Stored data
===============

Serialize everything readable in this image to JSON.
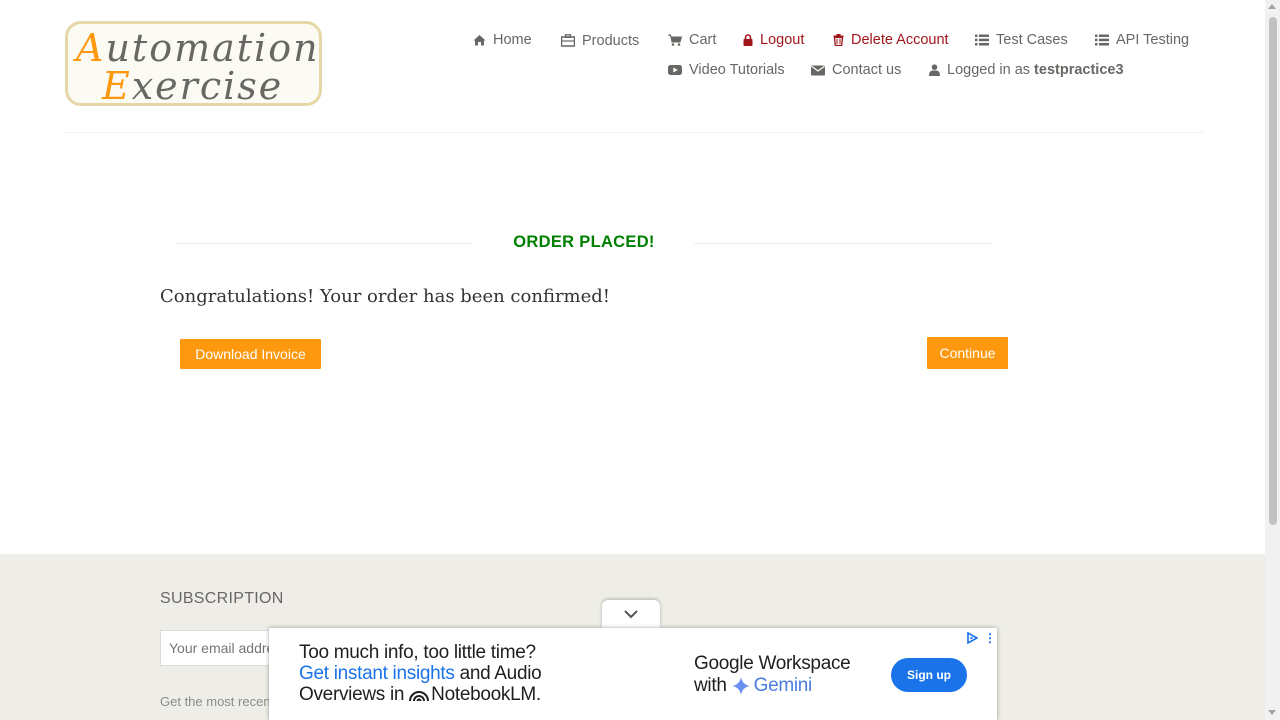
{
  "logo": {
    "line1_cap": "A",
    "line1_rest": "utomation",
    "line2_cap": "E",
    "line2_rest": "xercise"
  },
  "nav": {
    "row1": [
      {
        "label": "Home",
        "icon": "home-icon"
      },
      {
        "label": "Products",
        "icon": "briefcase-icon"
      },
      {
        "label": "Cart",
        "icon": "cart-icon"
      },
      {
        "label": "Logout",
        "icon": "lock-icon"
      },
      {
        "label": "Delete Account",
        "icon": "trash-icon"
      },
      {
        "label": "Test Cases",
        "icon": "list-icon"
      },
      {
        "label": "API Testing",
        "icon": "list-icon"
      }
    ],
    "row2": [
      {
        "label": "Video Tutorials",
        "icon": "youtube-play-icon"
      },
      {
        "label": "Contact us",
        "icon": "envelope-icon"
      },
      {
        "label": "Logged in as",
        "icon": "user-icon",
        "username": "testpractice3"
      }
    ]
  },
  "colors": {
    "accent": "#FE980F",
    "success": "#008000",
    "danger": "#A1161B",
    "footer_bg": "#EEEDE7",
    "ad_blue": "#1A73E8"
  },
  "main": {
    "title": "ORDER PLACED!",
    "message": "Congratulations! Your order has been confirmed!",
    "download_label": "Download Invoice",
    "continue_label": "Continue"
  },
  "footer": {
    "subscription_title": "SUBSCRIPTION",
    "email_placeholder": "Your email address",
    "subscription_text": "Get the most recent updates from our site and be updated your self..."
  },
  "ad": {
    "line1": "Too much info, too little time?",
    "line2_highlight": "Get instant insights",
    "line2_rest": " and Audio",
    "line3_text": "Overviews in",
    "line3_product": "NotebookLM.",
    "brand_line1": "Google Workspace",
    "brand_line2": "with",
    "brand_gemini": "Gemini",
    "cta": "Sign up"
  }
}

===============

» **Given task**: All the material shown above is to be copied exactly, with no pictures carried over.

» **Finished exercise**:
Serialize everything readable in this image to JSON.
{
  "logo": {
    "line1_cap": "A",
    "line1_rest": "utomation",
    "line2_cap": "E",
    "line2_rest": "xercise"
  },
  "nav": {
    "row1": [
      {
        "label": "Home",
        "icon": "home-icon"
      },
      {
        "label": "Products",
        "icon": "briefcase-icon"
      },
      {
        "label": "Cart",
        "icon": "cart-icon"
      },
      {
        "label": "Logout",
        "icon": "lock-icon"
      },
      {
        "label": "Delete Account",
        "icon": "trash-icon"
      },
      {
        "label": "Test Cases",
        "icon": "list-icon"
      },
      {
        "label": "API Testing",
        "icon": "list-icon"
      }
    ],
    "row2": [
      {
        "label": "Video Tutorials",
        "icon": "youtube-play-icon"
      },
      {
        "label": "Contact us",
        "icon": "envelope-icon"
      },
      {
        "label": "Logged in as",
        "icon": "user-icon",
        "username": "testpractice3"
      }
    ]
  },
  "colors": {
    "accent": "#FE980F",
    "success": "#008000",
    "danger": "#A1161B",
    "footer_bg": "#EEEDE7",
    "ad_blue": "#1A73E8"
  },
  "main": {
    "title": "ORDER PLACED!",
    "message": "Congratulations! Your order has been confirmed!",
    "download_label": "Download Invoice",
    "continue_label": "Continue"
  },
  "footer": {
    "subscription_title": "SUBSCRIPTION",
    "email_placeholder": "Your email address",
    "subscription_text": "Get the most recent updates from our site and be updated your self..."
  },
  "ad": {
    "line1": "Too much info, too little time?",
    "line2_highlight": "Get instant insights",
    "line2_rest": " and Audio",
    "line3_text": "Overviews in",
    "line3_product": "NotebookLM.",
    "brand_line1": "Google Workspace",
    "brand_line2": "with",
    "brand_gemini": "Gemini",
    "cta": "Sign up"
  }
}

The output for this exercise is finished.